* Prompt: Select and copy out every line in the records containing "January".
<<<<
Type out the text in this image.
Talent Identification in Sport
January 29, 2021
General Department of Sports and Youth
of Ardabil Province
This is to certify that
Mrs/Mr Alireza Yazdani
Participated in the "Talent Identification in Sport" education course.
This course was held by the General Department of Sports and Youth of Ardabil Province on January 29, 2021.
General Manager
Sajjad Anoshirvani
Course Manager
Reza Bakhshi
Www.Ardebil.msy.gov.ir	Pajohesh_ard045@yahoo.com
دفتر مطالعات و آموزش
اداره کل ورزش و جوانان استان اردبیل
>>>>
<<<<
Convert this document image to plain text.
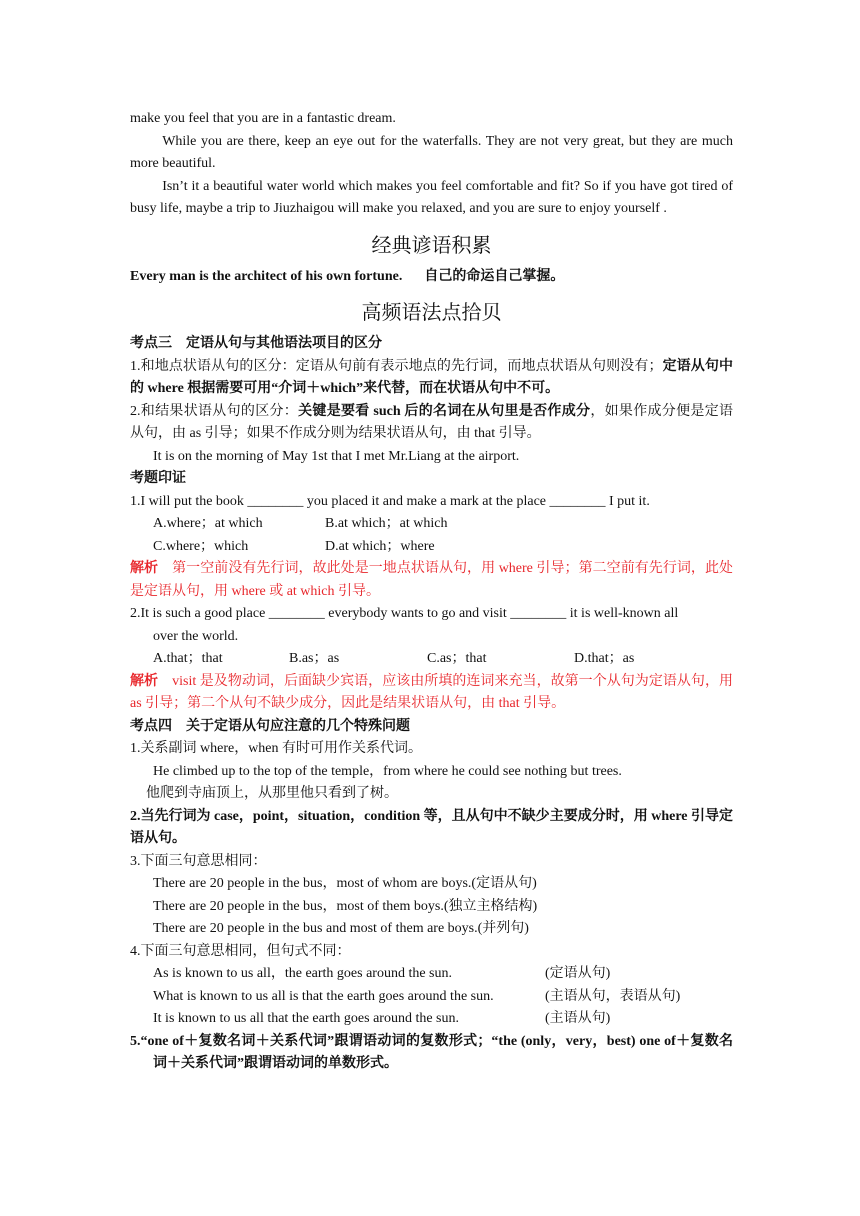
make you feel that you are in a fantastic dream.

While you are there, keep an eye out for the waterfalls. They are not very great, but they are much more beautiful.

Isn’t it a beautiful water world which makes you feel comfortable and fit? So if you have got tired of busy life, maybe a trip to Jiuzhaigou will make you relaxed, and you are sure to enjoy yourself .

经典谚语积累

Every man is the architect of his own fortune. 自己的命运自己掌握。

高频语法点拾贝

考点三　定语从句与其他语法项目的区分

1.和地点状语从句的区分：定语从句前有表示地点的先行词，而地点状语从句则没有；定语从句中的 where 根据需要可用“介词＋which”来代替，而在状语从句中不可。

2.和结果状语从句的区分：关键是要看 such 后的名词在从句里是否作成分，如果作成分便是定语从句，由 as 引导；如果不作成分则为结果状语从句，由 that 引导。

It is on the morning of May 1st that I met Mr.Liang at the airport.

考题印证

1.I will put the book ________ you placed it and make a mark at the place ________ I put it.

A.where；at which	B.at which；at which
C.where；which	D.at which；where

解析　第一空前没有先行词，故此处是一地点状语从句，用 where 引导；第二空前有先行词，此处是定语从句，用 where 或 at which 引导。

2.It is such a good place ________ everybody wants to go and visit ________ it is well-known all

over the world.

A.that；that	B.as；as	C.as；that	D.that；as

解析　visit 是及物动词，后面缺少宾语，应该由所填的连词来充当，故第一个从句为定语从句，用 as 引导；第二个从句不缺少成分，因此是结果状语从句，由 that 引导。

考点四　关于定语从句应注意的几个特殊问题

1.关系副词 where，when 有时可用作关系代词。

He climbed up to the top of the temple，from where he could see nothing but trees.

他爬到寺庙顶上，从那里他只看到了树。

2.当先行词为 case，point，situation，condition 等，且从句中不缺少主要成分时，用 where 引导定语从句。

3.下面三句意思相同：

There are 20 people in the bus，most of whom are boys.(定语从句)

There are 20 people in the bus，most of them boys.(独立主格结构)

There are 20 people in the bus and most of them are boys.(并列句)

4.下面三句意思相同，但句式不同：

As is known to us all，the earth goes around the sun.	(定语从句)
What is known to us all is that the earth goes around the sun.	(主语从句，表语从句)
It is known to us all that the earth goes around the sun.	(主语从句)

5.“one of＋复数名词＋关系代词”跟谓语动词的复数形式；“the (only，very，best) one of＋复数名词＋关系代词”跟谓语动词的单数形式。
>>>>
* Output of the exercise:
January 29, 2021
This course was held by the General Department of Sports and Youth of Ardabil Province on January 29, 2021.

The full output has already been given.